Work to be completed: Please list all lines of the material below in which the string "system" occurs.

Records for this task:
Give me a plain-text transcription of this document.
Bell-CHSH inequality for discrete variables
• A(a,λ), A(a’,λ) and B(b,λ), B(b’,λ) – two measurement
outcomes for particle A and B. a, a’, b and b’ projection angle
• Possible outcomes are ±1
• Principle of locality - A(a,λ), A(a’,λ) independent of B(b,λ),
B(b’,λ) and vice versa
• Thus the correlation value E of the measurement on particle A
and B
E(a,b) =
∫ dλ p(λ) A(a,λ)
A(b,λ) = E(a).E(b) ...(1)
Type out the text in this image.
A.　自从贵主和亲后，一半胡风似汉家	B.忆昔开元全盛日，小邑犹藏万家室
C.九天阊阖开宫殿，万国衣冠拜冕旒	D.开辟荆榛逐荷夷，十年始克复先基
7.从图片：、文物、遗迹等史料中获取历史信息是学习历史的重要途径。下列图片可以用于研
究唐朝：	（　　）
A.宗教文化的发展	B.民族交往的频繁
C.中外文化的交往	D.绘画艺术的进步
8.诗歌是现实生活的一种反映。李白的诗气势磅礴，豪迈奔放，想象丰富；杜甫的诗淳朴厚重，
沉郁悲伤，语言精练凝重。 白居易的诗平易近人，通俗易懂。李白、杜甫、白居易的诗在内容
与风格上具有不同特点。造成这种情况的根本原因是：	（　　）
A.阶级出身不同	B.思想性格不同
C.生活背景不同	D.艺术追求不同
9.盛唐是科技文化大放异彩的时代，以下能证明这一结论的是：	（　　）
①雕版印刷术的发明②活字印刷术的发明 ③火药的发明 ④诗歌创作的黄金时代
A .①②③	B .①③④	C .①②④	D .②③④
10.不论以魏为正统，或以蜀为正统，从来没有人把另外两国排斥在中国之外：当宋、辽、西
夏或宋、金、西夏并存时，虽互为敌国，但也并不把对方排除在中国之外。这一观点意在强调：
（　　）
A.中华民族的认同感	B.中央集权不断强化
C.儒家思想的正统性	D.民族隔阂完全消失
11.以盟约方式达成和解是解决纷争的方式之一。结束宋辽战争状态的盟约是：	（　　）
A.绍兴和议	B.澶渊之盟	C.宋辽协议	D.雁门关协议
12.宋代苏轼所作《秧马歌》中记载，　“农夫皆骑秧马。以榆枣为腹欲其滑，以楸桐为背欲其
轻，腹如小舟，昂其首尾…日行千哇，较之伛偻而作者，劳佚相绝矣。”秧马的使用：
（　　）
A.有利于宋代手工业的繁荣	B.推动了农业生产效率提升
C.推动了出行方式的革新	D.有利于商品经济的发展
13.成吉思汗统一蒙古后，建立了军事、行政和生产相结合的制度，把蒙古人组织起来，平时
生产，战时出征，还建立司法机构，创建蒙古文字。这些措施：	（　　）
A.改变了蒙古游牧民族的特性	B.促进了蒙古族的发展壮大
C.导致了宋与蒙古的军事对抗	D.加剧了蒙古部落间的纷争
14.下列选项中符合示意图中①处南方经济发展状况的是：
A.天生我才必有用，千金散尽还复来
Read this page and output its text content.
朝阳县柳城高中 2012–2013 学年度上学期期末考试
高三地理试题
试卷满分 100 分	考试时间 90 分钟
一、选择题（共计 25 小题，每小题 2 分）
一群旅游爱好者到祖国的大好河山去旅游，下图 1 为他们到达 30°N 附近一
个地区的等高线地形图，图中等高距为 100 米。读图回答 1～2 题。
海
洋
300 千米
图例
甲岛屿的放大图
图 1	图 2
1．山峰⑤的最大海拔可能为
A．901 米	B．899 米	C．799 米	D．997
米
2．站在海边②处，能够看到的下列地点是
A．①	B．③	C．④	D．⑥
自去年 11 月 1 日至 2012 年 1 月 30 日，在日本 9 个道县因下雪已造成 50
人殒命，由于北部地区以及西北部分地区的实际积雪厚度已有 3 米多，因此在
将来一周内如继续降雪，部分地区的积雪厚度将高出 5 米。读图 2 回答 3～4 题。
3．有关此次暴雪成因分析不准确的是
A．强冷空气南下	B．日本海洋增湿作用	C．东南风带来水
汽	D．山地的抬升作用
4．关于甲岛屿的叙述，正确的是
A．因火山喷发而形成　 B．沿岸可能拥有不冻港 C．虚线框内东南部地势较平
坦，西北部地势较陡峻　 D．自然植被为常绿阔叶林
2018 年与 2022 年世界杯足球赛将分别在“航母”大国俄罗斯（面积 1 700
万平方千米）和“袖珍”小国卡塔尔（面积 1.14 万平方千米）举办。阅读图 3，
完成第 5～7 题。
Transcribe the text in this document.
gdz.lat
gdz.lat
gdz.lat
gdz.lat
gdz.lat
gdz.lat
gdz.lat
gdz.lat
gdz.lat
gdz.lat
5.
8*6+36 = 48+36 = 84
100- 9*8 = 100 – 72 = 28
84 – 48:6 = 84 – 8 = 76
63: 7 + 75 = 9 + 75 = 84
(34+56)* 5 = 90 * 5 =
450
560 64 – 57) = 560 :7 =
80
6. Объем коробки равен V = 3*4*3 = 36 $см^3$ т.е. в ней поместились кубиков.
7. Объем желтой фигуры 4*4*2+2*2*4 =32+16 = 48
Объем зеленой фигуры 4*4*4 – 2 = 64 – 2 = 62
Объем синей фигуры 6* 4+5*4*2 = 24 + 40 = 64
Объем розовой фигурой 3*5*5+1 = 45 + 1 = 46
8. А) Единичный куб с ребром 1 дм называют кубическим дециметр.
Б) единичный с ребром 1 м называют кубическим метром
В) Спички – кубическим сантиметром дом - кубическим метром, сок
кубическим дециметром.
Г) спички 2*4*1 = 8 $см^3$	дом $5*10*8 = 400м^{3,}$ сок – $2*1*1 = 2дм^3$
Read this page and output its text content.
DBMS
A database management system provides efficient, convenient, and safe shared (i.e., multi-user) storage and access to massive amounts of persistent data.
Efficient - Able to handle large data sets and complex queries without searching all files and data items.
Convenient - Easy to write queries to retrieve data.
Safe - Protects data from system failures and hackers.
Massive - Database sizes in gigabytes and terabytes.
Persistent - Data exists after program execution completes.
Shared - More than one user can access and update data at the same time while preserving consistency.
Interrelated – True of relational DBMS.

Result below:
A database management system provides efficient, convenient, and safe shared (i.e., multi-user) storage and access to massive amounts of persistent data.
Safe - Protects data from system failures and hackers.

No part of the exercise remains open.